▶ _What you are asked to do_:
Set out the lines of the material from the line with "nav-item-home[interactable]: Home bbox=[502, 194, 562, 210]" to the line with "hero-image-left bbox=[0, 262, 450, 610]", both included, as a JSON list of strings with one string per line and blank lines omitted.

▶ _Listed entries_:
§ §

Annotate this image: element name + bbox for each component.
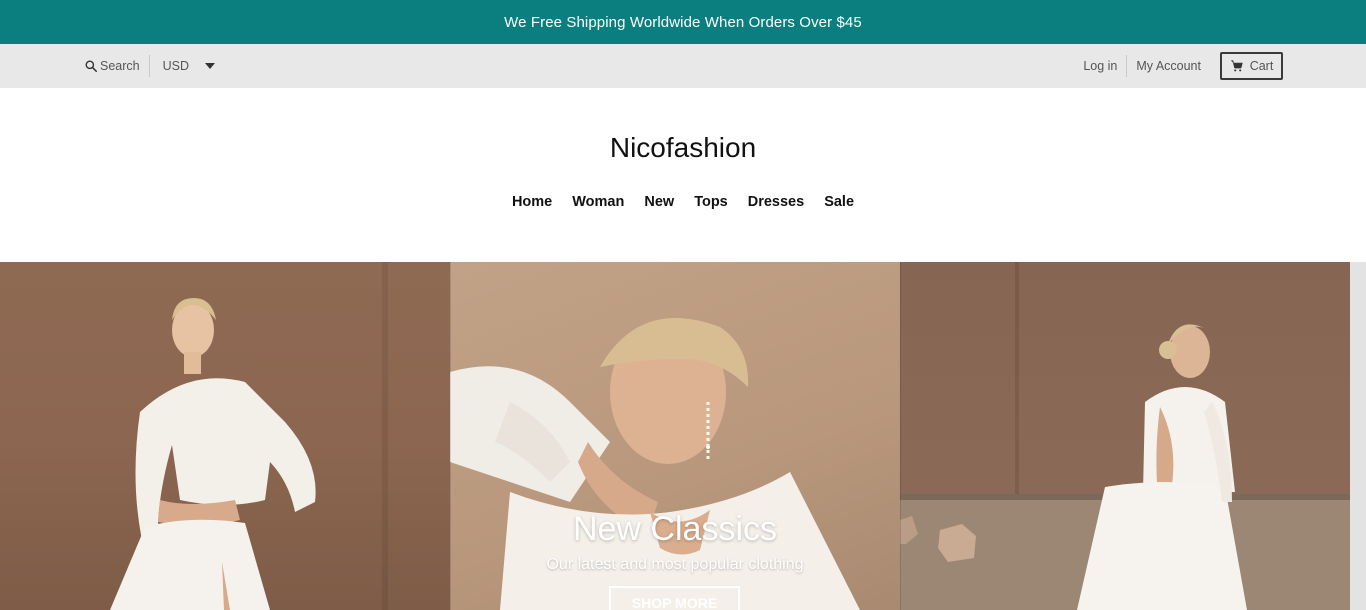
nav-item-home[interactable]: Home bbox=[502, 194, 562, 210]
search-link[interactable]: Search bbox=[84, 59, 140, 73]
nav-item-tops[interactable]: Tops bbox=[684, 194, 738, 210]
hero-banner: New Classics Our latest and most popular… bbox=[0, 262, 1366, 610]
model-figure-right bbox=[900, 262, 1350, 610]
currency-selector[interactable]: USD bbox=[162, 59, 216, 73]
nav-item-woman[interactable]: Woman bbox=[562, 194, 634, 210]
utility-divider bbox=[1126, 55, 1128, 77]
hero-scroll-edge bbox=[1350, 262, 1366, 610]
caret-down-icon bbox=[205, 63, 216, 69]
cart-icon bbox=[1230, 60, 1243, 72]
announcement-bar: We Free Shipping Worldwide When Orders O… bbox=[0, 0, 1366, 44]
search-label: Search bbox=[100, 59, 140, 73]
utility-left: Search USD bbox=[84, 44, 216, 88]
site-header: Nicofashion Home Woman New Tops Dresses … bbox=[0, 88, 1366, 262]
cart-button[interactable]: Cart bbox=[1220, 52, 1283, 80]
utility-bar: Search USD Log in My Account Cart bbox=[0, 44, 1366, 88]
utility-divider bbox=[148, 55, 150, 77]
hero-image-right bbox=[900, 262, 1350, 610]
my-account-link[interactable]: My Account bbox=[1136, 59, 1201, 73]
login-link[interactable]: Log in bbox=[1083, 59, 1117, 73]
search-icon bbox=[85, 60, 98, 73]
site-logo[interactable]: Nicofashion bbox=[0, 132, 1366, 164]
utility-right: Log in My Account Cart bbox=[1083, 44, 1283, 88]
shop-more-button[interactable]: SHOP MORE bbox=[609, 586, 740, 610]
announcement-text: We Free Shipping Worldwide When Orders O… bbox=[504, 13, 862, 31]
main-nav: Home Woman New Tops Dresses Sale bbox=[0, 194, 1366, 210]
model-figure-left bbox=[110, 262, 388, 610]
hero-image-left bbox=[0, 262, 450, 610]
hero-subtitle: Our latest and most popular clothing bbox=[546, 556, 804, 573]
nav-item-new[interactable]: New bbox=[634, 194, 684, 210]
hero-title: New Classics bbox=[572, 510, 778, 548]
nav-item-dresses[interactable]: Dresses bbox=[738, 194, 814, 210]
nav-item-sale[interactable]: Sale bbox=[814, 194, 864, 210]
hero-seam bbox=[900, 262, 901, 610]
currency-value: USD bbox=[162, 59, 190, 73]
cart-label: Cart bbox=[1249, 59, 1274, 73]
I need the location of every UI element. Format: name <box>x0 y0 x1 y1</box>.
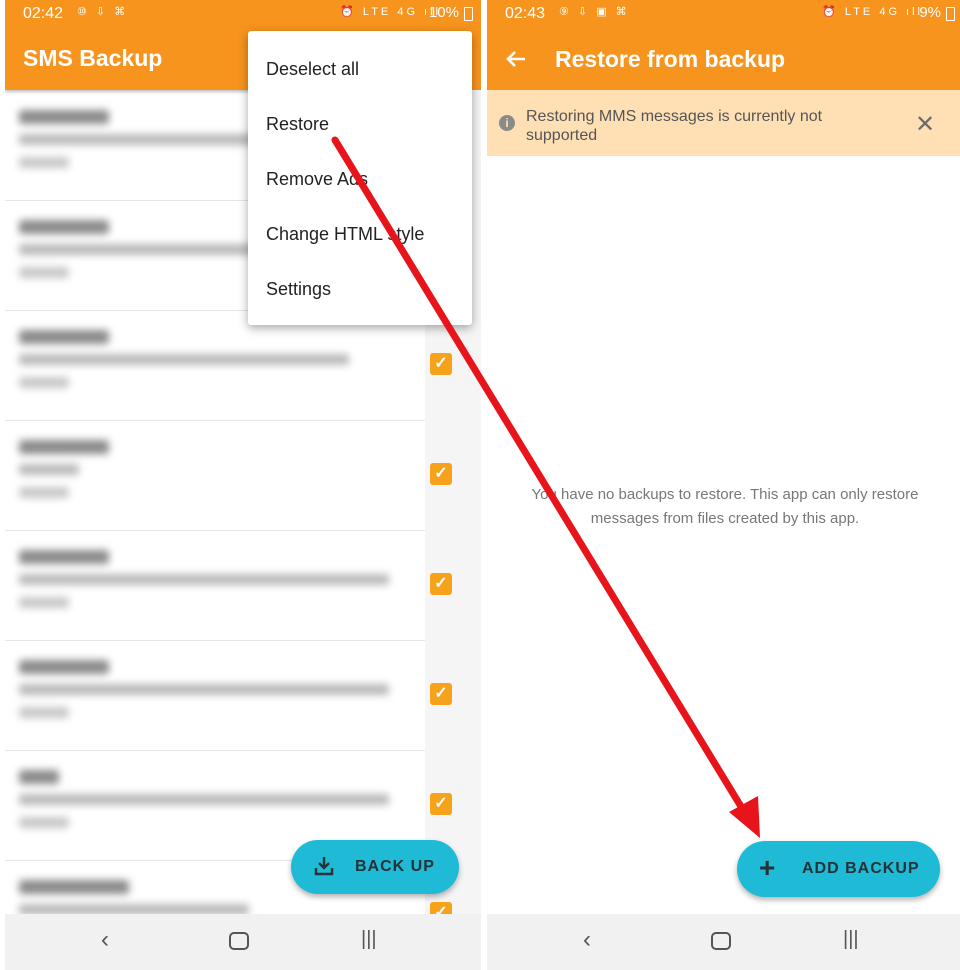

§ §

▶ _Output of the exercise_:
[
  "nav-item-home[interactable]: Home bbox=[502, 194, 562, 210]",
  "search-link[interactable]: Search bbox=[84, 59, 140, 73]",
  "nav-item-tops[interactable]: Tops bbox=[684, 194, 738, 210]",
  "hero-banner: New Classics Our latest and most popular… bbox=[0, 262, 1366, 610]",
  "model-figure-right bbox=[900, 262, 1350, 610]",
  "currency-selector[interactable]: USD bbox=[162, 59, 216, 73]",
  "nav-item-woman[interactable]: Woman bbox=[562, 194, 634, 210]",
  "utility-divider bbox=[1126, 55, 1128, 77]",
  "hero-scroll-edge bbox=[1350, 262, 1366, 610]",
  "caret-down-icon bbox=[205, 63, 216, 69]",
  "cart-icon bbox=[1230, 60, 1243, 72]",
  "announcement-bar: We Free Shipping Worldwide When Orders O… bbox=[0, 0, 1366, 44]",
  "search-label: Search bbox=[100, 59, 140, 73]",
  "utility-left: Search USD bbox=[84, 44, 216, 88]",
  "site-header: Nicofashion Home Woman New Tops Dresses … bbox=[0, 88, 1366, 262]",
  "cart-button[interactable]: Cart bbox=[1220, 52, 1283, 80]",
  "utility-bar: Search USD Log in My Account Cart bbox=[0, 44, 1366, 88]",
  "utility-divider bbox=[148, 55, 150, 77]",
  "hero-image-right bbox=[900, 262, 1350, 610]",
  "my-account-link[interactable]: My Account bbox=[1136, 59, 1201, 73]",
  "login-link[interactable]: Log in bbox=[1083, 59, 1117, 73]",
  "search-icon bbox=[85, 60, 98, 73]",
  "site-logo[interactable]: Nicofashion bbox=[0, 132, 1366, 164]",
  "utility-right: Log in My Account Cart bbox=[1083, 44, 1283, 88]",
  "shop-more-button[interactable]: SHOP MORE bbox=[609, 586, 740, 610]",
  "announcement-text: We Free Shipping Worldwide When Orders O… bbox=[504, 13, 862, 31]",
  "main-nav: Home Woman New Tops Dresses Sale bbox=[0, 194, 1366, 210]",
  "model-figure-left bbox=[110, 262, 388, 610]",
  "hero-image-left bbox=[0, 262, 450, 610]"
]